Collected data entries
============================================================
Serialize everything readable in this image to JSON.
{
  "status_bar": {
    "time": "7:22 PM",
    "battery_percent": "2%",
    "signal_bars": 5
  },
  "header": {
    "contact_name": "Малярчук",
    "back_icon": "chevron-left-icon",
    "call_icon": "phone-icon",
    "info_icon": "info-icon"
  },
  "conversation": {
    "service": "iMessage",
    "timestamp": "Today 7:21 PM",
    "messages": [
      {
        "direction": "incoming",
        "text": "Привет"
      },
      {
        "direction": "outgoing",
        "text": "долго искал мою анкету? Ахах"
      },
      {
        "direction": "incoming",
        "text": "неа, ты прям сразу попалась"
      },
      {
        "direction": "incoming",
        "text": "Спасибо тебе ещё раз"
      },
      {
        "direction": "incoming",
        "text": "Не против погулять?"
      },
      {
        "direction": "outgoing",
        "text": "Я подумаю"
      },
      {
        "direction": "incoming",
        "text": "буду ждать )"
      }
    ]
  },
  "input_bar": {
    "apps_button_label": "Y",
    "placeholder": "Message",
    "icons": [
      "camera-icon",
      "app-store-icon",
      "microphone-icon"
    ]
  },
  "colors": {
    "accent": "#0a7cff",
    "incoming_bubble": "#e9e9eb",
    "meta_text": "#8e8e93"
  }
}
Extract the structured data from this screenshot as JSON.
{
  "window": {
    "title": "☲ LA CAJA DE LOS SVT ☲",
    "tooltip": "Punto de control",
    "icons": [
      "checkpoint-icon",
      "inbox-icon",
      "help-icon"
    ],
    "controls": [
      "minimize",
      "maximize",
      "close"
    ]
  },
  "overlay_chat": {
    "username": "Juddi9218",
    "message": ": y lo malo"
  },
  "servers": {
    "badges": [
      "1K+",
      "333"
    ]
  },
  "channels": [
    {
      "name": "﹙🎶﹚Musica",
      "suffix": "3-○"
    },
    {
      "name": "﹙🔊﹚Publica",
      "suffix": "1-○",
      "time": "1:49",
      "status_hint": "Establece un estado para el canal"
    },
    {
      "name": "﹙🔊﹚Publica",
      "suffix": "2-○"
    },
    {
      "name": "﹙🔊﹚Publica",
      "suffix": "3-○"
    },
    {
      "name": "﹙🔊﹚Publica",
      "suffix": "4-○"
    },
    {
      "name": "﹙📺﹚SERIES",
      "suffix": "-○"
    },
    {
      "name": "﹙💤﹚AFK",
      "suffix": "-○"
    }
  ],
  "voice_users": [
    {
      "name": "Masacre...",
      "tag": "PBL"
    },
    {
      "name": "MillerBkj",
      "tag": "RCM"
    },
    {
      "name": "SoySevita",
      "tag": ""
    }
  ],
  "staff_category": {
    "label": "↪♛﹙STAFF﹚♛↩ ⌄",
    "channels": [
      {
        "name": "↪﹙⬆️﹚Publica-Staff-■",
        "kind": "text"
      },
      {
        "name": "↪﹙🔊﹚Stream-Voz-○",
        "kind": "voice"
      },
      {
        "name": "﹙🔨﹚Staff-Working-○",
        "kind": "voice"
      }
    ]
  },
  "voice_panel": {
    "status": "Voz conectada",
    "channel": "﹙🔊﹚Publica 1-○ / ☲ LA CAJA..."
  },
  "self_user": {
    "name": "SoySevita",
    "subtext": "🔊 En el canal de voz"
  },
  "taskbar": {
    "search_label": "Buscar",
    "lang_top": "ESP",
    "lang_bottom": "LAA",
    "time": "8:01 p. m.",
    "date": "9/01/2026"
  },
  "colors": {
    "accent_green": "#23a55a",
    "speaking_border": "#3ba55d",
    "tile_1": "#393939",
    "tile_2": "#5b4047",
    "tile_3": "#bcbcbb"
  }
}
============================================================
The exercise - Write out the data exactly as it stands.

Reply -
Serialize everything readable in this image to JSON.
{
  "status_bar": {
    "time": "7:22 PM",
    "battery_percent": "2%",
    "signal_bars": 5
  },
  "header": {
    "contact_name": "Малярчук",
    "back_icon": "chevron-left-icon",
    "call_icon": "phone-icon",
    "info_icon": "info-icon"
  },
  "conversation": {
    "service": "iMessage",
    "timestamp": "Today 7:21 PM",
    "messages": [
      {
        "direction": "incoming",
        "text": "Привет"
      },
      {
        "direction": "outgoing",
        "text": "долго искал мою анкету? Ахах"
      },
      {
        "direction": "incoming",
        "text": "неа, ты прям сразу попалась"
      },
      {
        "direction": "incoming",
        "text": "Спасибо тебе ещё раз"
      },
      {
        "direction": "incoming",
        "text": "Не против погулять?"
      },
      {
        "direction": "outgoing",
        "text": "Я подумаю"
      },
      {
        "direction": "incoming",
        "text": "буду ждать )"
      }
    ]
  },
  "input_bar": {
    "apps_button_label": "Y",
    "placeholder": "Message",
    "icons": [
      "camera-icon",
      "app-store-icon",
      "microphone-icon"
    ]
  },
  "colors": {
    "accent": "#0a7cff",
    "incoming_bubble": "#e9e9eb",
    "meta_text": "#8e8e93"
  }
}
Extract the structured data from this screenshot as JSON.
{
  "window": {
    "title": "☲ LA CAJA DE LOS SVT ☲",
    "tooltip": "Punto de control",
    "icons": [
      "checkpoint-icon",
      "inbox-icon",
      "help-icon"
    ],
    "controls": [
      "minimize",
      "maximize",
      "close"
    ]
  },
  "overlay_chat": {
    "username": "Juddi9218",
    "message": ": y lo malo"
  },
  "servers": {
    "badges": [
      "1K+",
      "333"
    ]
  },
  "channels": [
    {
      "name": "﹙🎶﹚Musica",
      "suffix": "3-○"
    },
    {
      "name": "﹙🔊﹚Publica",
      "suffix": "1-○",
      "time": "1:49",
      "status_hint": "Establece un estado para el canal"
    },
    {
      "name": "﹙🔊﹚Publica",
      "suffix": "2-○"
    },
    {
      "name": "﹙🔊﹚Publica",
      "suffix": "3-○"
    },
    {
      "name": "﹙🔊﹚Publica",
      "suffix": "4-○"
    },
    {
      "name": "﹙📺﹚SERIES",
      "suffix": "-○"
    },
    {
      "name": "﹙💤﹚AFK",
      "suffix": "-○"
    }
  ],
  "voice_users": [
    {
      "name": "Masacre...",
      "tag": "PBL"
    },
    {
      "name": "MillerBkj",
      "tag": "RCM"
    },
    {
      "name": "SoySevita",
      "tag": ""
    }
  ],
  "staff_category": {
    "label": "↪♛﹙STAFF﹚♛↩ ⌄",
    "channels": [
      {
        "name": "↪﹙⬆️﹚Publica-Staff-■",
        "kind": "text"
      },
      {
        "name": "↪﹙🔊﹚Stream-Voz-○",
        "kind": "voice"
      },
      {
        "name": "﹙🔨﹚Staff-Working-○",
        "kind": "voice"
      }
    ]
  },
  "voice_panel": {
    "status": "Voz conectada",
    "channel": "﹙🔊﹚Publica 1-○ / ☲ LA CAJA..."
  },
  "self_user": {
    "name": "SoySevita",
    "subtext": "🔊 En el canal de voz"
  },
  "taskbar": {
    "search_label": "Buscar",
    "lang_top": "ESP",
    "lang_bottom": "LAA",
    "time": "8:01 p. m.",
    "date": "9/01/2026"
  },
  "colors": {
    "accent_green": "#23a55a",
    "speaking_border": "#3ba55d",
    "tile_1": "#393939",
    "tile_2": "#5b4047",
    "tile_3": "#bcbcbb"
  }
}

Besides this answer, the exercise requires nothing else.